• Data rows:
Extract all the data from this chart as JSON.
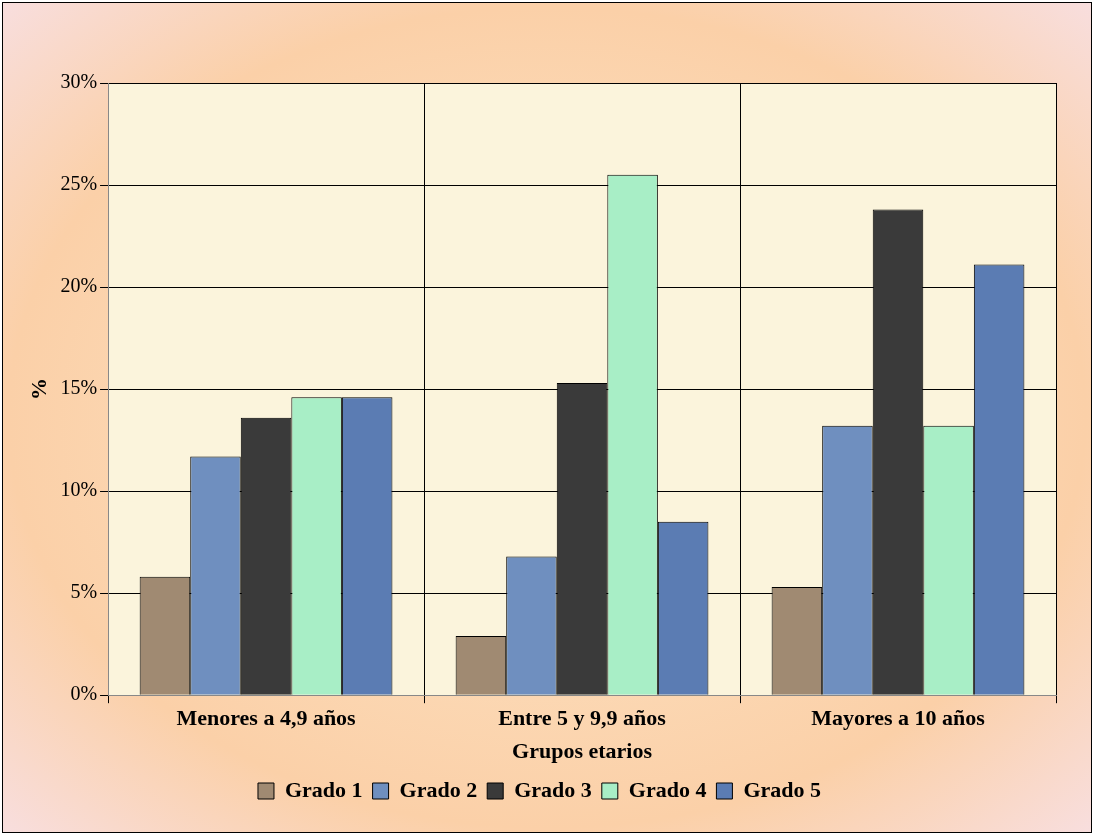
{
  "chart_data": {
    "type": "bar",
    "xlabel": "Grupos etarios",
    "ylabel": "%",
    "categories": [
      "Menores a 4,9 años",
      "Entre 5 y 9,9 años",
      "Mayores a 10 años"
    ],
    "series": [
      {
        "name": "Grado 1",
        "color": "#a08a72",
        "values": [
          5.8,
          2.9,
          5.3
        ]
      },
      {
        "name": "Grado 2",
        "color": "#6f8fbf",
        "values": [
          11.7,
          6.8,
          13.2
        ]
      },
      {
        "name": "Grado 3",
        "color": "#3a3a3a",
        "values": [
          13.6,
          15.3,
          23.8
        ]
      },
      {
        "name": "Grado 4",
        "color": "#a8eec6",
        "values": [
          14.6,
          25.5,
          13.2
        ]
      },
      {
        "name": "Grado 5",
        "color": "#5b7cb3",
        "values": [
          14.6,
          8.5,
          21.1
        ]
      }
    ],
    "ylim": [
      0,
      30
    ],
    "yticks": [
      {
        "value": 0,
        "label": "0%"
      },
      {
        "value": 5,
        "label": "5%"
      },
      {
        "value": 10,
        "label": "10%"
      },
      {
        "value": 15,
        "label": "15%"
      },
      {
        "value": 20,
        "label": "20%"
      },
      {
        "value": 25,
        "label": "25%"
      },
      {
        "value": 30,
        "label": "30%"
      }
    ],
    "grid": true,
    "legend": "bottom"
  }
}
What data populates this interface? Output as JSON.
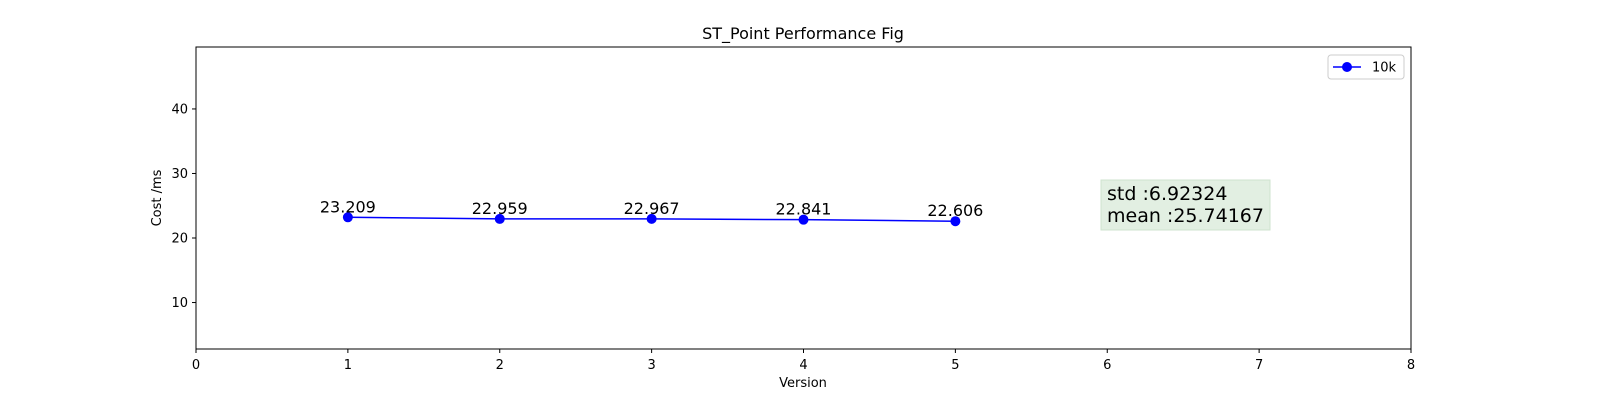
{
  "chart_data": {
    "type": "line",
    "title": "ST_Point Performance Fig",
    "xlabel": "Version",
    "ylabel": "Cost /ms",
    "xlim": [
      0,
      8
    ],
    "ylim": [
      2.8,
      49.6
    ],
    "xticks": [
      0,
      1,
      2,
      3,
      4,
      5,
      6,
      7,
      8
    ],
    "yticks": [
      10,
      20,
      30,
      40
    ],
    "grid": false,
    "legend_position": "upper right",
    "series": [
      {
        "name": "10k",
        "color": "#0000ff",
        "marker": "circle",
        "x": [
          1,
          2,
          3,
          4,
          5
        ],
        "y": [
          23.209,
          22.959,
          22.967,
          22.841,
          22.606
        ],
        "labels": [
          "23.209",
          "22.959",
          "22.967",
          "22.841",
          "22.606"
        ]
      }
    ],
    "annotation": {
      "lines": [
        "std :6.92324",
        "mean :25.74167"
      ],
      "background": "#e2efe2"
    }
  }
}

• Exercise task: Say how many lines contain "Grado", and give nothing but that number.

• Exercise solution: 5